> [REQUIRED WORK]: Read the data and repeat all of it exactly.

> [RECORDS SHOWN]:
+++
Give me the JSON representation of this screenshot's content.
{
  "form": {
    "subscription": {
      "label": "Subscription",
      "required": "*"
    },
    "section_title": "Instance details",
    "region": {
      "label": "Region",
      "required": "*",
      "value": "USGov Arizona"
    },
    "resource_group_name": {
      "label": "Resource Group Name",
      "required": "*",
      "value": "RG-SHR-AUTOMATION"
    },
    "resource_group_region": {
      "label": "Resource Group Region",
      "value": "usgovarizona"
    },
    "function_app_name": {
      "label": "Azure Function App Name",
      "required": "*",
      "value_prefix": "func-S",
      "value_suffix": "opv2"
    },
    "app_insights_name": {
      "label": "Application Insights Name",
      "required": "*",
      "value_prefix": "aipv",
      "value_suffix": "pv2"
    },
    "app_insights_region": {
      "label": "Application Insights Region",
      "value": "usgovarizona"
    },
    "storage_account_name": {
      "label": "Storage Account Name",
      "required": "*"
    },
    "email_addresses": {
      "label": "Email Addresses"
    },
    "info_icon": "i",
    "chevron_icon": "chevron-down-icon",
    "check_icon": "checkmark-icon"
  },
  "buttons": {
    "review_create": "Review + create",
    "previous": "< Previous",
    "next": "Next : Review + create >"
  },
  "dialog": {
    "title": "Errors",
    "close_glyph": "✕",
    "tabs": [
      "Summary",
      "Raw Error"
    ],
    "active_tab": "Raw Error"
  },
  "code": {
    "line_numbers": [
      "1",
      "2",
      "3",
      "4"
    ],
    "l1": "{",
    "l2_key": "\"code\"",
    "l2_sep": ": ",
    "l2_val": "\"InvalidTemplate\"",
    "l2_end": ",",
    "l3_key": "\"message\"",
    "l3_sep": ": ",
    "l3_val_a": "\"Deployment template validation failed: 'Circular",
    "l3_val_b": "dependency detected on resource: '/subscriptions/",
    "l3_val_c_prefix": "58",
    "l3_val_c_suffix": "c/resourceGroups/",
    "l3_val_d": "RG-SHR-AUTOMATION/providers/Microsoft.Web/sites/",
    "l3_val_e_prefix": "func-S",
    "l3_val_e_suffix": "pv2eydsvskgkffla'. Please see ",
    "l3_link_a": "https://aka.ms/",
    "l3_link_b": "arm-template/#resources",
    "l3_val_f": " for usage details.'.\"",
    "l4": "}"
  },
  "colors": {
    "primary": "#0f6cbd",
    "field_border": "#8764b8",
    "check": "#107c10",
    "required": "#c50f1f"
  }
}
+++
> [REPLY]:
Give me the JSON representation of this screenshot's content.
{
  "form": {
    "subscription": {
      "label": "Subscription",
      "required": "*"
    },
    "section_title": "Instance details",
    "region": {
      "label": "Region",
      "required": "*",
      "value": "USGov Arizona"
    },
    "resource_group_name": {
      "label": "Resource Group Name",
      "required": "*",
      "value": "RG-SHR-AUTOMATION"
    },
    "resource_group_region": {
      "label": "Resource Group Region",
      "value": "usgovarizona"
    },
    "function_app_name": {
      "label": "Azure Function App Name",
      "required": "*",
      "value_prefix": "func-S",
      "value_suffix": "opv2"
    },
    "app_insights_name": {
      "label": "Application Insights Name",
      "required": "*",
      "value_prefix": "aipv",
      "value_suffix": "pv2"
    },
    "app_insights_region": {
      "label": "Application Insights Region",
      "value": "usgovarizona"
    },
    "storage_account_name": {
      "label": "Storage Account Name",
      "required": "*"
    },
    "email_addresses": {
      "label": "Email Addresses"
    },
    "info_icon": "i",
    "chevron_icon": "chevron-down-icon",
    "check_icon": "checkmark-icon"
  },
  "buttons": {
    "review_create": "Review + create",
    "previous": "< Previous",
    "next": "Next : Review + create >"
  },
  "dialog": {
    "title": "Errors",
    "close_glyph": "✕",
    "tabs": [
      "Summary",
      "Raw Error"
    ],
    "active_tab": "Raw Error"
  },
  "code": {
    "line_numbers": [
      "1",
      "2",
      "3",
      "4"
    ],
    "l1": "{",
    "l2_key": "\"code\"",
    "l2_sep": ": ",
    "l2_val": "\"InvalidTemplate\"",
    "l2_end": ",",
    "l3_key": "\"message\"",
    "l3_sep": ": ",
    "l3_val_a": "\"Deployment template validation failed: 'Circular",
    "l3_val_b": "dependency detected on resource: '/subscriptions/",
    "l3_val_c_prefix": "58",
    "l3_val_c_suffix": "c/resourceGroups/",
    "l3_val_d": "RG-SHR-AUTOMATION/providers/Microsoft.Web/sites/",
    "l3_val_e_prefix": "func-S",
    "l3_val_e_suffix": "pv2eydsvskgkffla'. Please see ",
    "l3_link_a": "https://aka.ms/",
    "l3_link_b": "arm-template/#resources",
    "l3_val_f": " for usage details.'.\"",
    "l4": "}"
  },
  "colors": {
    "primary": "#0f6cbd",
    "field_border": "#8764b8",
    "check": "#107c10",
    "required": "#c50f1f"
  }
}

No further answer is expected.